• [WRITTEN INSTRUCTION]: Gather every line in the records below that contains the word "hosting".

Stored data
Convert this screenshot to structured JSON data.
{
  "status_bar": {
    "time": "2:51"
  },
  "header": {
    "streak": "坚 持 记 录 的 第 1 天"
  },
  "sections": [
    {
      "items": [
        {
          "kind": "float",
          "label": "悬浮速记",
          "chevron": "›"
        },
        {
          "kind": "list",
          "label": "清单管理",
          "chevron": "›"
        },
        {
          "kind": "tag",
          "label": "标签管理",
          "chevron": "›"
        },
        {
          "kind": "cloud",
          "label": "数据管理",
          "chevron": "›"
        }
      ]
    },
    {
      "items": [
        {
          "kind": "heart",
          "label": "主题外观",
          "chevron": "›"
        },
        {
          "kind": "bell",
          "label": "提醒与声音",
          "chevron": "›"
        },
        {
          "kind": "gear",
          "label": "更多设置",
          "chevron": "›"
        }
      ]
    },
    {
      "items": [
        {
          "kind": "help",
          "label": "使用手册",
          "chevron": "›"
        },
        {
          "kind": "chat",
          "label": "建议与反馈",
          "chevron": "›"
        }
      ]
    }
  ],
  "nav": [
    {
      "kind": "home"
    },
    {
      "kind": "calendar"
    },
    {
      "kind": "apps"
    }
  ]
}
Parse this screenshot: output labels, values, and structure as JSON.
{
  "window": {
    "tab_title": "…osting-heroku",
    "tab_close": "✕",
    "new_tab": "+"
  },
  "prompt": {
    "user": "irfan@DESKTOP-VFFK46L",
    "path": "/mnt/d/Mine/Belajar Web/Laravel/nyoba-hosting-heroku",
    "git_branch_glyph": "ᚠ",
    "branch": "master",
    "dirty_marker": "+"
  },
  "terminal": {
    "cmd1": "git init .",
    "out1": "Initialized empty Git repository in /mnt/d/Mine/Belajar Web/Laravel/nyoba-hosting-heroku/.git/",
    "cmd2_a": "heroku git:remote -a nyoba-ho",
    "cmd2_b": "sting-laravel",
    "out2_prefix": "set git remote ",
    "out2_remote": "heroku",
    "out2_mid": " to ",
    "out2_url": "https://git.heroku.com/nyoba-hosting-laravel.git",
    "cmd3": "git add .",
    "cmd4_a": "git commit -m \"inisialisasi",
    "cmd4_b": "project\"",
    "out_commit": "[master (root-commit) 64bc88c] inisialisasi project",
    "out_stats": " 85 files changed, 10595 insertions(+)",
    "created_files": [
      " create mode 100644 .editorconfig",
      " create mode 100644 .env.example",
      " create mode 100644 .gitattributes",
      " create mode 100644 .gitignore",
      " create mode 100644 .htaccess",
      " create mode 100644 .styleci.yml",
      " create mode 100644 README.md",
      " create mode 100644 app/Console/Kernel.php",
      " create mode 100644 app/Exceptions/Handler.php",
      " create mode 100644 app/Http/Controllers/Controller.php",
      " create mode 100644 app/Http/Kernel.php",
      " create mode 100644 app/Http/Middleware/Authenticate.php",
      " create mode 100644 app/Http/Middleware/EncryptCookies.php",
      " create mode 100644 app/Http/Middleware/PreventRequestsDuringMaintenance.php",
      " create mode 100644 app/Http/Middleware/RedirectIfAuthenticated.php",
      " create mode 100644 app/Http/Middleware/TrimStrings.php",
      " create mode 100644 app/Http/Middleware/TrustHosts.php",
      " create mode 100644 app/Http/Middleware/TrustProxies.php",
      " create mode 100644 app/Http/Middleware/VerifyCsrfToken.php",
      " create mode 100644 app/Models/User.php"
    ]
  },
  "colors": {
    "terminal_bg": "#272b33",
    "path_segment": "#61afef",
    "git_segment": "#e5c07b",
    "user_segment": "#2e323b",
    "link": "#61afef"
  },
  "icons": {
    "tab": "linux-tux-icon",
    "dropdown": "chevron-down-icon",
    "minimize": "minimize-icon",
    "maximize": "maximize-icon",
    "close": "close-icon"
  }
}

• [RESPONSE TO THIS TASK]:
    "path": "/mnt/d/Mine/Belajar Web/Laravel/nyoba-hosting-heroku",
    "out1": "Initialized empty Git repository in /mnt/d/Mine/Belajar Web/Laravel/nyoba-hosting-heroku/.git/",
    "out2_url": "https://git.heroku.com/nyoba-hosting-laravel.git",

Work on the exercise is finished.